Prompt >> List, from the lines below, each one with "Estrato" in it.

— Begin —

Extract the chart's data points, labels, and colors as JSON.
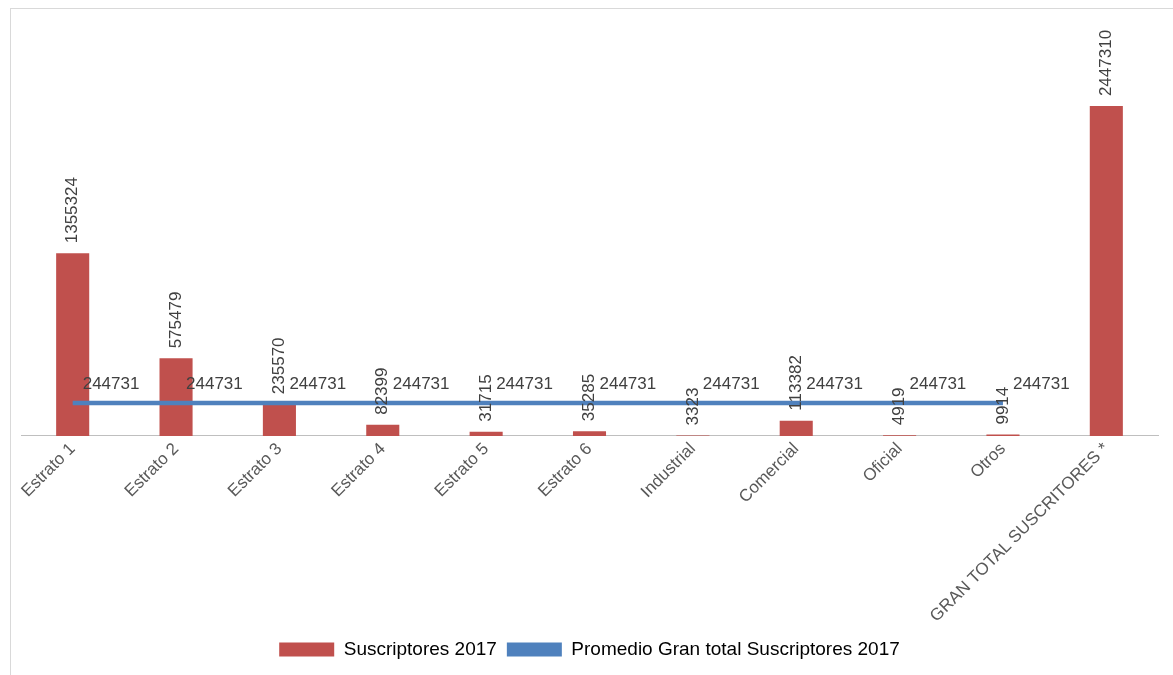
{
  "chart_data": {
    "type": "bar",
    "categories": [
      "Estrato 1",
      "Estrato 2",
      "Estrato 3",
      "Estrato 4",
      "Estrato 5",
      "Estrato 6",
      "Industrial",
      "Comercial",
      "Oficial",
      "Otros",
      "GRAN TOTAL SUSCRITORES *"
    ],
    "series": [
      {
        "name": "Suscriptores 2017",
        "color": "#c0504d",
        "values": [
          1355324,
          575479,
          235570,
          82399,
          31715,
          35285,
          3323,
          113382,
          4919,
          9914,
          2447310
        ]
      },
      {
        "name": "Promedio Gran total Suscriptores 2017",
        "type": "line",
        "color": "#4f81bd",
        "values": [
          244731,
          244731,
          244731,
          244731,
          244731,
          244731,
          244731,
          244731,
          244731,
          244731,
          null
        ]
      }
    ],
    "data_labels": true,
    "legend": "bottom",
    "grid": false,
    "marker": "none",
    "tick_labels": "x"
  }
}
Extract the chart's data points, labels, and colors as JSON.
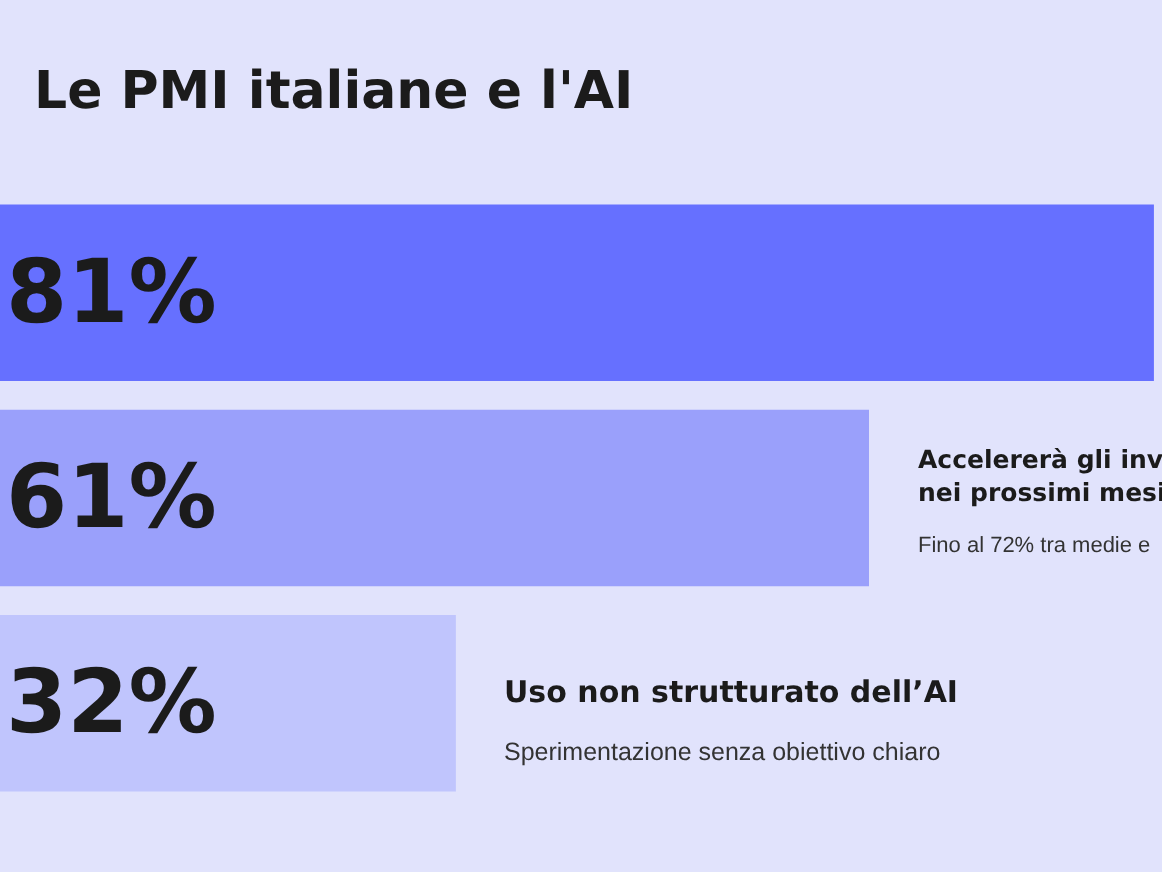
{
  "chart_data": {
    "type": "bar",
    "orientation": "horizontal",
    "title": "Le PMI italiane e l'AI",
    "categories": [
      null,
      null,
      null
    ],
    "values": [
      81,
      61,
      32
    ],
    "colors": [
      "#6670ff",
      "#9aa0fb",
      "#c0c5fd"
    ],
    "value_labels": [
      "81%",
      "61%",
      "32%"
    ],
    "annotations": [
      "Accelererà gli inv\nnei prossimi mesi",
      "Fino al 72% tra medie e",
      "Uso non strutturato dell’AI",
      "Sperimentazione senza obiettivo chiaro"
    ],
    "tick_labels": false
  }
}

— End —

Exercise output >>
      "Estrato 1",
      "Estrato 2",
      "Estrato 3",
      "Estrato 4",
      "Estrato 5",
      "Estrato 6",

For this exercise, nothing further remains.